▶ **WHAT YOU NEED TO DO**: Lines holding the string "Ukraine" are the ones to copy; find them all in the data.

▶ **EXTRACTED MATERIAL**:
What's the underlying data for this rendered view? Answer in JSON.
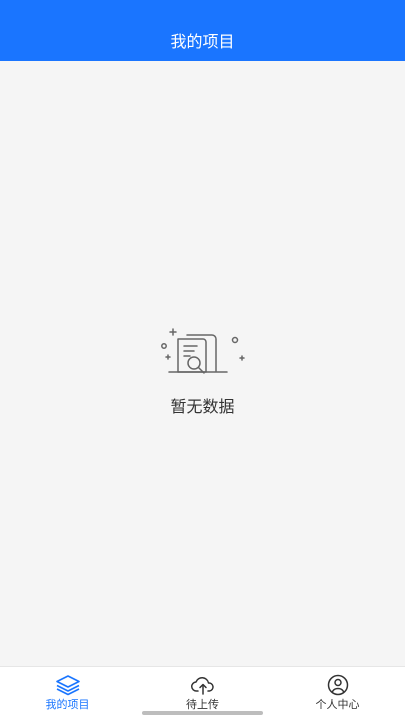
{
  "header": {
    "title": "我的项目"
  },
  "empty_state": {
    "message": "暂无数据",
    "icon": "document-search-icon"
  },
  "tabs": [
    {
      "label": "我的项目",
      "icon": "layers-icon",
      "active": true
    },
    {
      "label": "待上传",
      "icon": "cloud-upload-icon",
      "active": false
    },
    {
      "label": "个人中心",
      "icon": "user-circle-icon",
      "active": false
    }
  ],
  "colors": {
    "primary": "#1a75ff",
    "background": "#f5f5f5",
    "text": "#333333"
  }
}
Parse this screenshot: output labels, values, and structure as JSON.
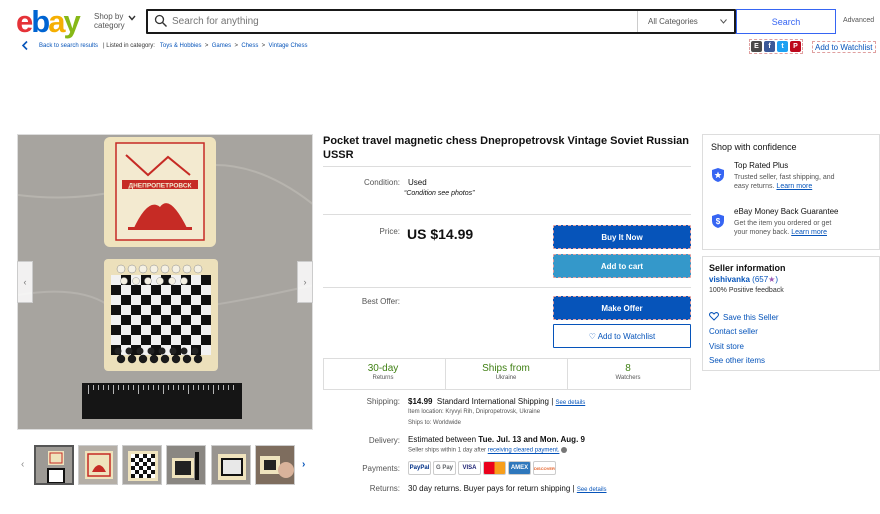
{
  "header": {
    "logo": [
      "e",
      "b",
      "a",
      "y"
    ],
    "shop_by": "Shop by",
    "category": "category",
    "search_placeholder": "Search for anything",
    "all_categories": "All Categories",
    "search_button": "Search",
    "advanced": "Advanced"
  },
  "breadcrumb": {
    "back": "Back to search results",
    "listed_in": "| Listed in category:",
    "items": [
      "Toys & Hobbies",
      "Games",
      "Chess",
      "Vintage Chess"
    ],
    "sep": ">"
  },
  "share": {
    "icons": [
      "E",
      "f",
      "t",
      "P"
    ],
    "colors": [
      "#4a4a4a",
      "#3b5998",
      "#1da1f2",
      "#bd081c"
    ],
    "watchlist": "Add to Watchlist"
  },
  "listing": {
    "title": "Pocket travel magnetic chess Dnepropetrovsk Vintage Soviet Russian USSR",
    "condition_label": "Condition:",
    "condition_value": "Used",
    "condition_note": "“Condition see photos”",
    "price_label": "Price:",
    "price": "US $14.99",
    "buy_now": "Buy It Now",
    "add_to_cart": "Add to cart",
    "best_offer_label": "Best Offer:",
    "make_offer": "Make Offer",
    "add_watchlist": "♡ Add to Watchlist",
    "stats": [
      {
        "n": "30-day",
        "t": "Returns"
      },
      {
        "n": "Ships from",
        "t": "Ukraine"
      },
      {
        "n": "8",
        "t": "Watchers"
      }
    ],
    "shipping_label": "Shipping:",
    "shipping_price": "$14.99",
    "shipping_method": "Standard International Shipping |",
    "see_details": "See details",
    "item_location": "Item location:  Kryvyi Rih, Dnipropetrovsk, Ukraine",
    "ships_to": "Ships to:   Worldwide",
    "delivery_label": "Delivery:",
    "delivery_pre": "Estimated between",
    "delivery_dates": "Tue. Jul. 13 and Mon. Aug. 9",
    "delivery_note": "Seller ships within 1 day after",
    "delivery_note_link": "receiving cleared payment.",
    "payments_label": "Payments:",
    "payments": [
      "PayPal",
      "G Pay",
      "VISA",
      "MC",
      "AMEX",
      "DISCOVER"
    ],
    "returns_label": "Returns:",
    "returns_text": "30 day returns. Buyer pays for return shipping |",
    "returns_link": "See details"
  },
  "confidence": {
    "title": "Shop with confidence",
    "trs_title": "Top Rated Plus",
    "trs_desc1": "Trusted seller, fast shipping, and",
    "trs_desc2": "easy returns.",
    "learn_more": "Learn more",
    "mbg_title": "eBay Money Back Guarantee",
    "mbg_desc1": "Get the item you ordered or get",
    "mbg_desc2": "your money back."
  },
  "seller": {
    "title": "Seller information",
    "name": "vishivanka",
    "score": "(657",
    "star": "★",
    "score_end": ")",
    "feedback": "100% Positive feedback",
    "save": "Save this Seller",
    "contact": "Contact seller",
    "store": "Visit store",
    "other": "See other items"
  },
  "gallery": {
    "prev": "‹",
    "next": "›",
    "left": "‹",
    "right": "›",
    "box_text": "ДНЕПРОПЕТРОВСК"
  },
  "colors": {
    "primary": "#0654ba",
    "buy": "#0654ba",
    "cart": "#3498ca",
    "green": "#408014"
  }
}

▶ **TASK ANSWER**:
        "t": "Ukraine"
    "item_location": "Item location:  Kryvyi Rih, Dnipropetrovsk, Ukraine",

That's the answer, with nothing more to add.